→ Exercise aim: This exercise asks for every line of the material that includes the word "through".

--*--

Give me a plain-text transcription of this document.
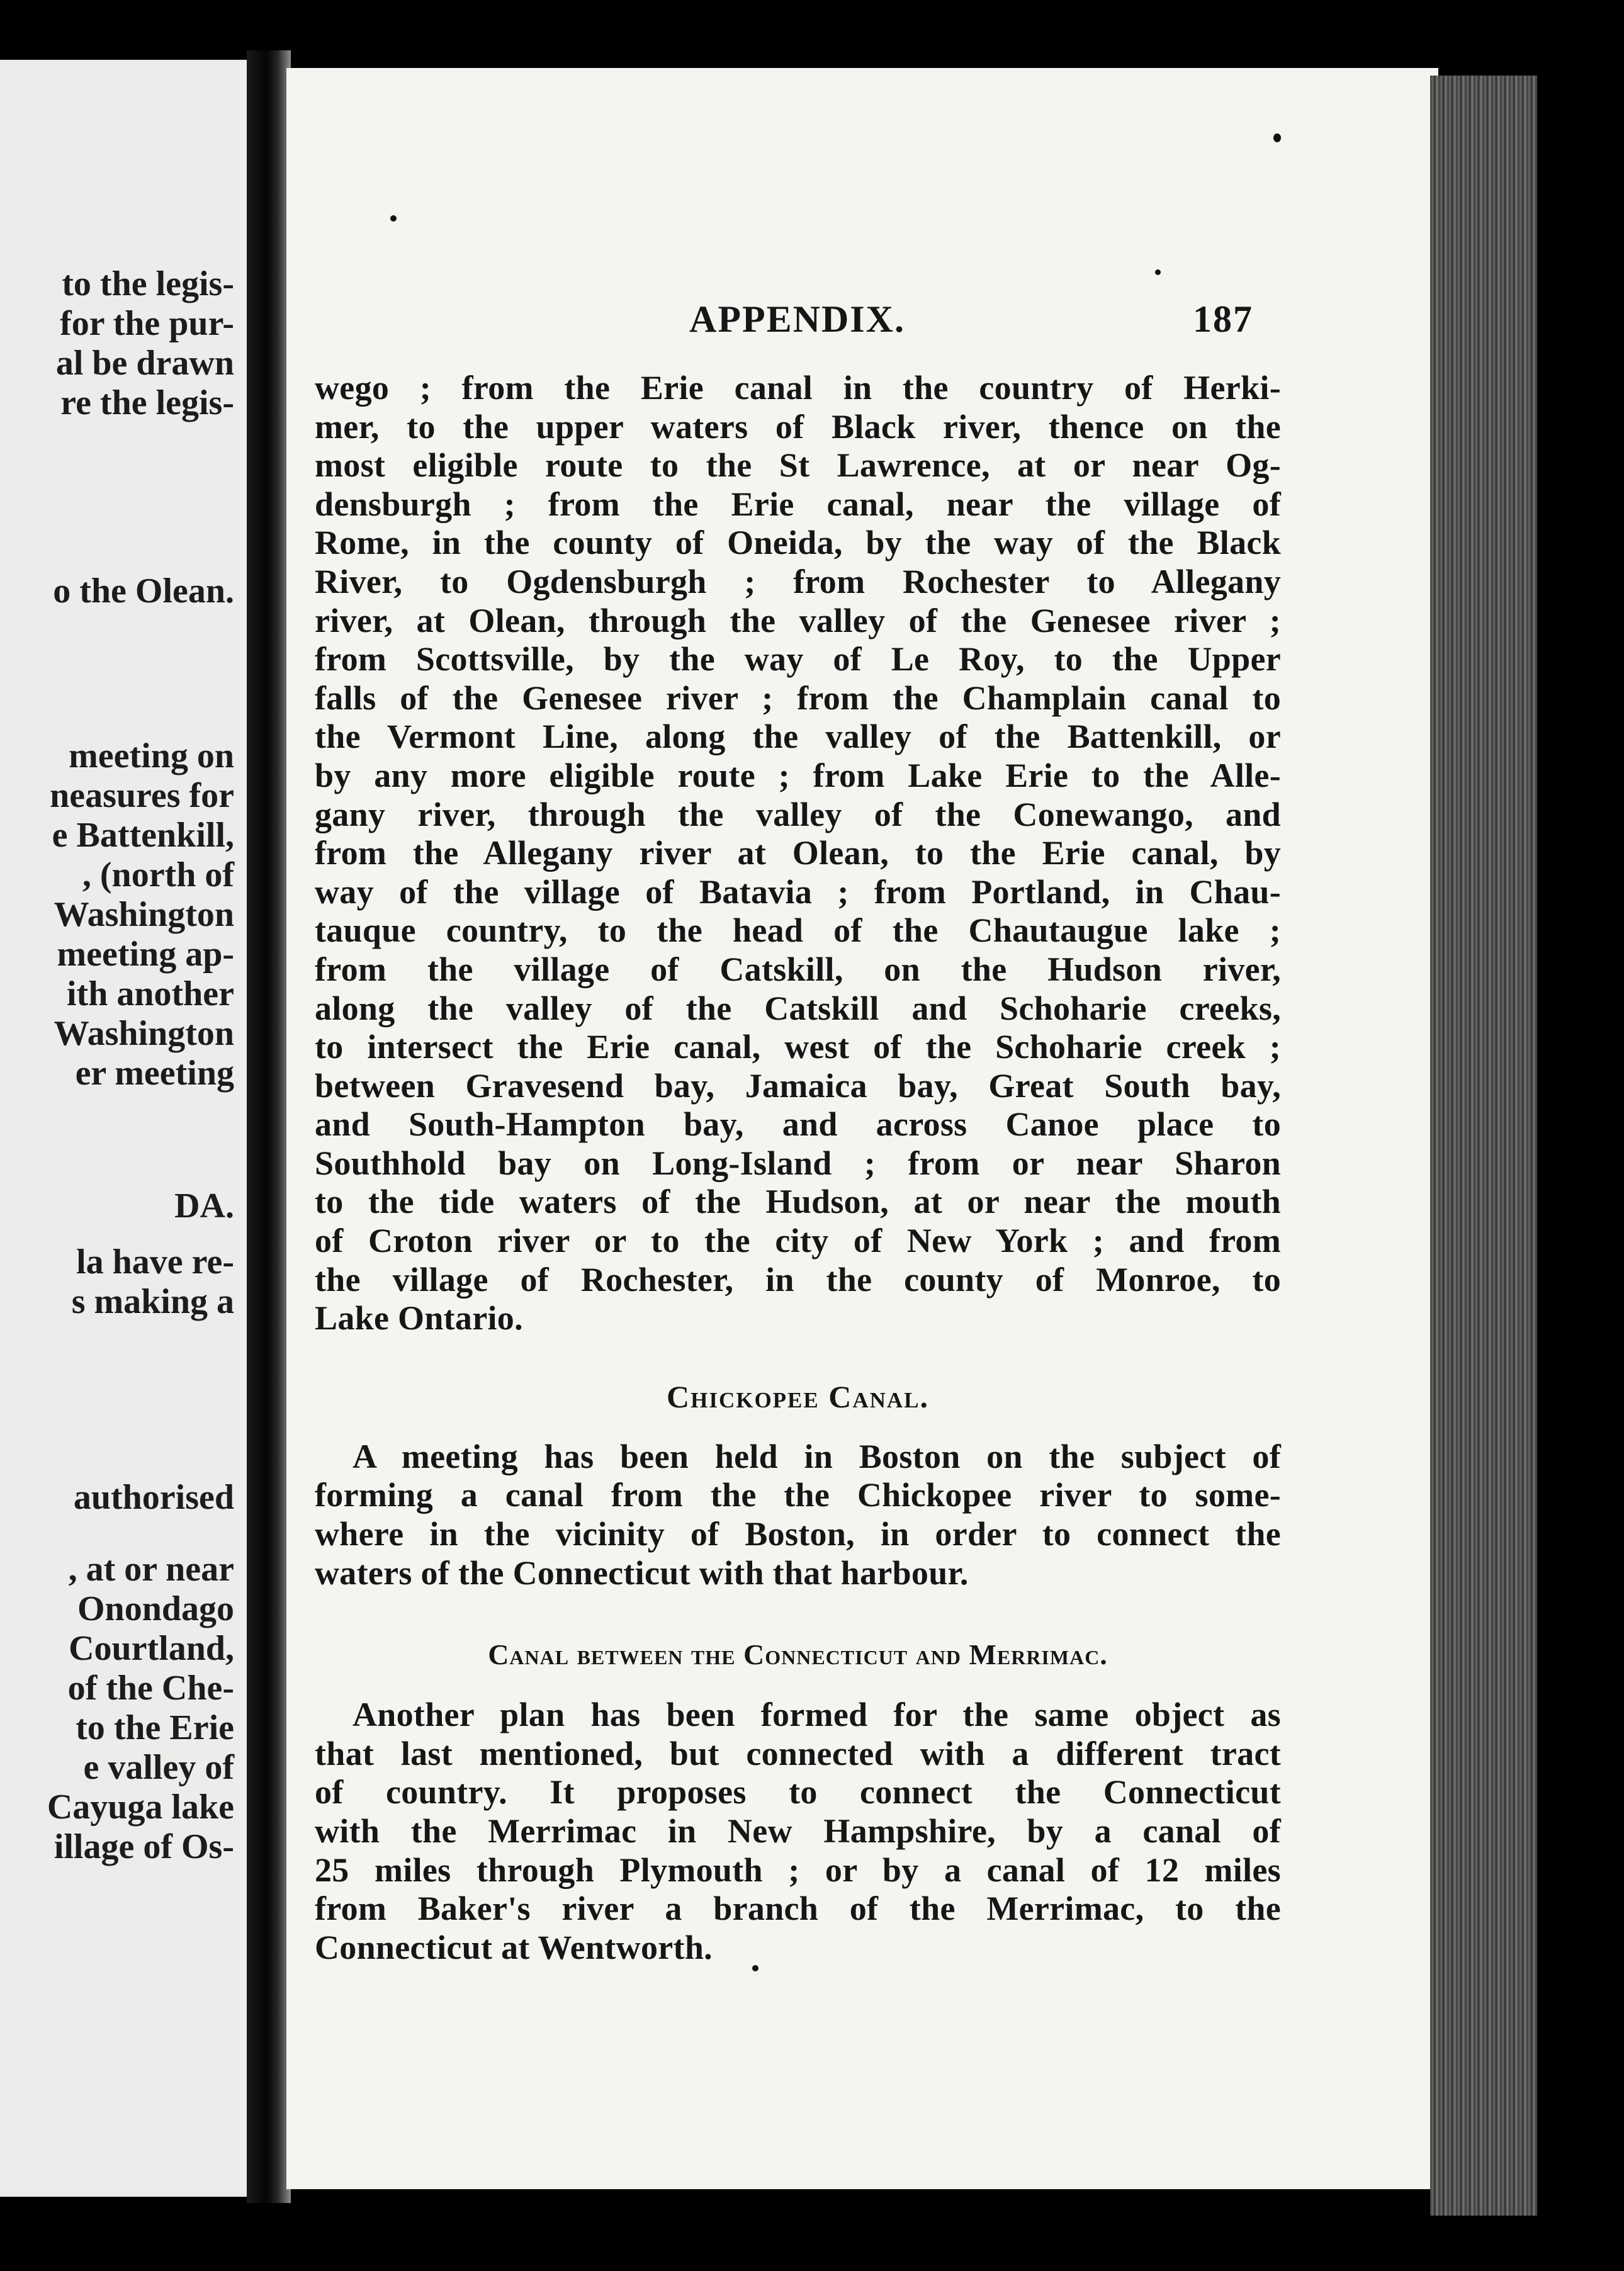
to the legis-
for the pur-
al be drawn
re the legis-
o the Olean.
meeting on
neasures for
e Battenkill,
, (north of
Washington
meeting ap-
ith another
Washington
er meeting
DA.
la have re-
s making a
authorised
, at or near
Onondago
Courtland,
of the Che-
to the Erie
e valley of
Cayuga lake
illage of Os-
APPENDIX.	187
wego ; from the Erie canal in the country of Herki-
mer, to the upper waters of Black river, thence on the
most eligible route to the St Lawrence, at or near Og-
densburgh ; from the Erie canal, near the village of
Rome, in the county of Oneida, by the way of the Black
River, to Ogdensburgh ; from Rochester to Allegany
river, at Olean, through the valley of the Genesee river ;
from Scottsville, by the way of Le Roy, to the Upper
falls of the Genesee river ; from the Champlain canal to
the Vermont Line, along the valley of the Battenkill, or
by any more eligible route ; from Lake Erie to the Alle-
gany river, through the valley of the Conewango, and
from the Allegany river at Olean, to the Erie canal, by
way of the village of Batavia ; from Portland, in Chau-
tauque country, to the head of the Chautaugue lake ;
from the village of Catskill, on the Hudson river,
along the valley of the Catskill and Schoharie creeks,
to intersect the Erie canal, west of the Schoharie creek ;
between Gravesend bay, Jamaica bay, Great South bay,
and South-Hampton bay, and across Canoe place to
Southhold bay on Long-Island ; from or near Sharon
to the tide waters of the Hudson, at or near the mouth
of Croton river or to the city of New York ; and from
the village of Rochester, in the county of Monroe, to
Lake Ontario.
Chickopee Canal.
A meeting has been held in Boston on the subject of
forming a canal from the the Chickopee river to some-
where in the vicinity of Boston, in order to connect the
waters of the Connecticut with that harbour.
Canal between the Connecticut and Merrimac.
Another plan has been formed for the same object as
that last mentioned, but connected with a different tract
of country. It proposes to connect the Connecticut
with the Merrimac in New Hampshire, by a canal of
25 miles through Plymouth ; or by a canal of 12 miles
from Baker's river a branch of the Merrimac, to the
Connecticut at Wentworth.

--*--

→ Finished exercise:
river, at Olean, through the valley of the Genesee river ;
gany river, through the valley of the Conewango, and
25 miles through Plymouth ; or by a canal of 12 miles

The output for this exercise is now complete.